Extracted information:
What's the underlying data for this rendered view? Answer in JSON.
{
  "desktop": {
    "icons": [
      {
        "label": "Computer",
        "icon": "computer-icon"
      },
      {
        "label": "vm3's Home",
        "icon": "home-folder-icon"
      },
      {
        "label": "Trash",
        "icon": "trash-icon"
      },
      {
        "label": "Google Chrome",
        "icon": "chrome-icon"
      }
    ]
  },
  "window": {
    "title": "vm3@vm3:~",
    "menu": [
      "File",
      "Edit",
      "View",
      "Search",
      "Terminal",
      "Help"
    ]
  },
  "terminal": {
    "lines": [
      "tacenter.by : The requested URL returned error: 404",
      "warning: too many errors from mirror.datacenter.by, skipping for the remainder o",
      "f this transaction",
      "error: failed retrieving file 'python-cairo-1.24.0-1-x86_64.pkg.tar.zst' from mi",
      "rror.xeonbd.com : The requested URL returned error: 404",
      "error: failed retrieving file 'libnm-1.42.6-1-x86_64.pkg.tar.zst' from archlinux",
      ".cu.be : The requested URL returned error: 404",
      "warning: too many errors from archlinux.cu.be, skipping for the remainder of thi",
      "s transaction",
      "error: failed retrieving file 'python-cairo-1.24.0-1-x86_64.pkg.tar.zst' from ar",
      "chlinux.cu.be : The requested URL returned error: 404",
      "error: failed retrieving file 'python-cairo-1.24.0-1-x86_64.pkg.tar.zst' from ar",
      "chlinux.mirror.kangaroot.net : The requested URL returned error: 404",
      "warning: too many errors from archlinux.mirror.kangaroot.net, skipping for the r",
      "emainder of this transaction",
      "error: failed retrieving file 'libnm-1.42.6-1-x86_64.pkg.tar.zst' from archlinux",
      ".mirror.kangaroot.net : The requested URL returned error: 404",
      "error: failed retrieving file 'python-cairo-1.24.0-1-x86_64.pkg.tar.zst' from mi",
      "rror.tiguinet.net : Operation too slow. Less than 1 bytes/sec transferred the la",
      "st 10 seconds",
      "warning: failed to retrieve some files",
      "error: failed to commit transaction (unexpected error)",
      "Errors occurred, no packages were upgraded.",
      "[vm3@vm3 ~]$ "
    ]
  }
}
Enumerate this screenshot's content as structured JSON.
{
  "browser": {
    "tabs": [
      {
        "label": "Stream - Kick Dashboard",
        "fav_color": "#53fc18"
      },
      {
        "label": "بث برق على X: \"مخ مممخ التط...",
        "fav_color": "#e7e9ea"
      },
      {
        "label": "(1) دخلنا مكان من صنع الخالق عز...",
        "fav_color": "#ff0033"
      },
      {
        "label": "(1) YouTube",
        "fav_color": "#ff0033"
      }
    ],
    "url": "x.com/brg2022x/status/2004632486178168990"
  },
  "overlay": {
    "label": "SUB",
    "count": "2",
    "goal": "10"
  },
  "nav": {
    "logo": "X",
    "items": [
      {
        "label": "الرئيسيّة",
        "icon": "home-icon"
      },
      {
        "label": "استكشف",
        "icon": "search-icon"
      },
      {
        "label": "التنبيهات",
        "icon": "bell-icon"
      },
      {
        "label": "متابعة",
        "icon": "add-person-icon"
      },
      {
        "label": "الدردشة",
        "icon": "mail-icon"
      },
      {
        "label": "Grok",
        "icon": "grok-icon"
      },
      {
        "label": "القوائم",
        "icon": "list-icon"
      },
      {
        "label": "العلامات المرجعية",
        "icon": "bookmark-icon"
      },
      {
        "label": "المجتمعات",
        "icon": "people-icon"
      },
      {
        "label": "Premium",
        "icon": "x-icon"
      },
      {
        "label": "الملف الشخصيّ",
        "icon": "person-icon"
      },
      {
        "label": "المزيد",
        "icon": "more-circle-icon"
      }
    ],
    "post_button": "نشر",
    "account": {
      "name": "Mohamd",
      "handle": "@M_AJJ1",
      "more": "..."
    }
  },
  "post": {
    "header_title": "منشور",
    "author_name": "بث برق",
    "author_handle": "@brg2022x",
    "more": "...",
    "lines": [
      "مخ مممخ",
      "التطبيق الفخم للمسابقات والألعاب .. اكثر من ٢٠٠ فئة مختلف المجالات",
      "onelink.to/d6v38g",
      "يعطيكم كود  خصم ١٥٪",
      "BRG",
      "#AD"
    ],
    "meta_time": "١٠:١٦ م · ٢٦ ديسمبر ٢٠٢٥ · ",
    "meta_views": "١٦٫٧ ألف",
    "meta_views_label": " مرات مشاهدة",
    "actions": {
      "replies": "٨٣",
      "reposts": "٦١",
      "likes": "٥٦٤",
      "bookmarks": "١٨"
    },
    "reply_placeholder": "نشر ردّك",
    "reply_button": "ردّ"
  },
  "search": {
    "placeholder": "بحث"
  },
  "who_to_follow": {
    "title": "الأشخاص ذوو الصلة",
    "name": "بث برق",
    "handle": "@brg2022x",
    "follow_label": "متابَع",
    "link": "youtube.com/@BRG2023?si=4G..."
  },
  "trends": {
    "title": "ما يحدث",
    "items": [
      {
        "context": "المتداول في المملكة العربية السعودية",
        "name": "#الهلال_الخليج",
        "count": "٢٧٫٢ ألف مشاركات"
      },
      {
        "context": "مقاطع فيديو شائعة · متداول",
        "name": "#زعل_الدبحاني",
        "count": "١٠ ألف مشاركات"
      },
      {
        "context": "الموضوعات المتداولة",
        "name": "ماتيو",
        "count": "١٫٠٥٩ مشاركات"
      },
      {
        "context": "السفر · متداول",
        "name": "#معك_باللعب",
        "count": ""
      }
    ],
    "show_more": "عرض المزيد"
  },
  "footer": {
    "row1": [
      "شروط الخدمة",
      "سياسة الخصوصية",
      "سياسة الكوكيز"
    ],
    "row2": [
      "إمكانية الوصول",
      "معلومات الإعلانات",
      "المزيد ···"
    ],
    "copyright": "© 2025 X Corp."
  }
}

Task:
Your task is to reproduce all of the records exactly.

The solution:
What's the underlying data for this rendered view? Answer in JSON.
{
  "desktop": {
    "icons": [
      {
        "label": "Computer",
        "icon": "computer-icon"
      },
      {
        "label": "vm3's Home",
        "icon": "home-folder-icon"
      },
      {
        "label": "Trash",
        "icon": "trash-icon"
      },
      {
        "label": "Google Chrome",
        "icon": "chrome-icon"
      }
    ]
  },
  "window": {
    "title": "vm3@vm3:~",
    "menu": [
      "File",
      "Edit",
      "View",
      "Search",
      "Terminal",
      "Help"
    ]
  },
  "terminal": {
    "lines": [
      "tacenter.by : The requested URL returned error: 404",
      "warning: too many errors from mirror.datacenter.by, skipping for the remainder o",
      "f this transaction",
      "error: failed retrieving file 'python-cairo-1.24.0-1-x86_64.pkg.tar.zst' from mi",
      "rror.xeonbd.com : The requested URL returned error: 404",
      "error: failed retrieving file 'libnm-1.42.6-1-x86_64.pkg.tar.zst' from archlinux",
      ".cu.be : The requested URL returned error: 404",
      "warning: too many errors from archlinux.cu.be, skipping for the remainder of thi",
      "s transaction",
      "error: failed retrieving file 'python-cairo-1.24.0-1-x86_64.pkg.tar.zst' from ar",
      "chlinux.cu.be : The requested URL returned error: 404",
      "error: failed retrieving file 'python-cairo-1.24.0-1-x86_64.pkg.tar.zst' from ar",
      "chlinux.mirror.kangaroot.net : The requested URL returned error: 404",
      "warning: too many errors from archlinux.mirror.kangaroot.net, skipping for the r",
      "emainder of this transaction",
      "error: failed retrieving file 'libnm-1.42.6-1-x86_64.pkg.tar.zst' from archlinux",
      ".mirror.kangaroot.net : The requested URL returned error: 404",
      "error: failed retrieving file 'python-cairo-1.24.0-1-x86_64.pkg.tar.zst' from mi",
      "rror.tiguinet.net : Operation too slow. Less than 1 bytes/sec transferred the la",
      "st 10 seconds",
      "warning: failed to retrieve some files",
      "error: failed to commit transaction (unexpected error)",
      "Errors occurred, no packages were upgraded.",
      "[vm3@vm3 ~]$ "
    ]
  }
}
Enumerate this screenshot's content as structured JSON.
{
  "browser": {
    "tabs": [
      {
        "label": "Stream - Kick Dashboard",
        "fav_color": "#53fc18"
      },
      {
        "label": "بث برق على X: \"مخ مممخ التط...",
        "fav_color": "#e7e9ea"
      },
      {
        "label": "(1) دخلنا مكان من صنع الخالق عز...",
        "fav_color": "#ff0033"
      },
      {
        "label": "(1) YouTube",
        "fav_color": "#ff0033"
      }
    ],
    "url": "x.com/brg2022x/status/2004632486178168990"
  },
  "overlay": {
    "label": "SUB",
    "count": "2",
    "goal": "10"
  },
  "nav": {
    "logo": "X",
    "items": [
      {
        "label": "الرئيسيّة",
        "icon": "home-icon"
      },
      {
        "label": "استكشف",
        "icon": "search-icon"
      },
      {
        "label": "التنبيهات",
        "icon": "bell-icon"
      },
      {
        "label": "متابعة",
        "icon": "add-person-icon"
      },
      {
        "label": "الدردشة",
        "icon": "mail-icon"
      },
      {
        "label": "Grok",
        "icon": "grok-icon"
      },
      {
        "label": "القوائم",
        "icon": "list-icon"
      },
      {
        "label": "العلامات المرجعية",
        "icon": "bookmark-icon"
      },
      {
        "label": "المجتمعات",
        "icon": "people-icon"
      },
      {
        "label": "Premium",
        "icon": "x-icon"
      },
      {
        "label": "الملف الشخصيّ",
        "icon": "person-icon"
      },
      {
        "label": "المزيد",
        "icon": "more-circle-icon"
      }
    ],
    "post_button": "نشر",
    "account": {
      "name": "Mohamd",
      "handle": "@M_AJJ1",
      "more": "..."
    }
  },
  "post": {
    "header_title": "منشور",
    "author_name": "بث برق",
    "author_handle": "@brg2022x",
    "more": "...",
    "lines": [
      "مخ مممخ",
      "التطبيق الفخم للمسابقات والألعاب .. اكثر من ٢٠٠ فئة مختلف المجالات",
      "onelink.to/d6v38g",
      "يعطيكم كود  خصم ١٥٪",
      "BRG",
      "#AD"
    ],
    "meta_time": "١٠:١٦ م · ٢٦ ديسمبر ٢٠٢٥ · ",
    "meta_views": "١٦٫٧ ألف",
    "meta_views_label": " مرات مشاهدة",
    "actions": {
      "replies": "٨٣",
      "reposts": "٦١",
      "likes": "٥٦٤",
      "bookmarks": "١٨"
    },
    "reply_placeholder": "نشر ردّك",
    "reply_button": "ردّ"
  },
  "search": {
    "placeholder": "بحث"
  },
  "who_to_follow": {
    "title": "الأشخاص ذوو الصلة",
    "name": "بث برق",
    "handle": "@brg2022x",
    "follow_label": "متابَع",
    "link": "youtube.com/@BRG2023?si=4G..."
  },
  "trends": {
    "title": "ما يحدث",
    "items": [
      {
        "context": "المتداول في المملكة العربية السعودية",
        "name": "#الهلال_الخليج",
        "count": "٢٧٫٢ ألف مشاركات"
      },
      {
        "context": "مقاطع فيديو شائعة · متداول",
        "name": "#زعل_الدبحاني",
        "count": "١٠ ألف مشاركات"
      },
      {
        "context": "الموضوعات المتداولة",
        "name": "ماتيو",
        "count": "١٫٠٥٩ مشاركات"
      },
      {
        "context": "السفر · متداول",
        "name": "#معك_باللعب",
        "count": ""
      }
    ],
    "show_more": "عرض المزيد"
  },
  "footer": {
    "row1": [
      "شروط الخدمة",
      "سياسة الخصوصية",
      "سياسة الكوكيز"
    ],
    "row2": [
      "إمكانية الوصول",
      "معلومات الإعلانات",
      "المزيد ···"
    ],
    "copyright": "© 2025 X Corp."
  }
}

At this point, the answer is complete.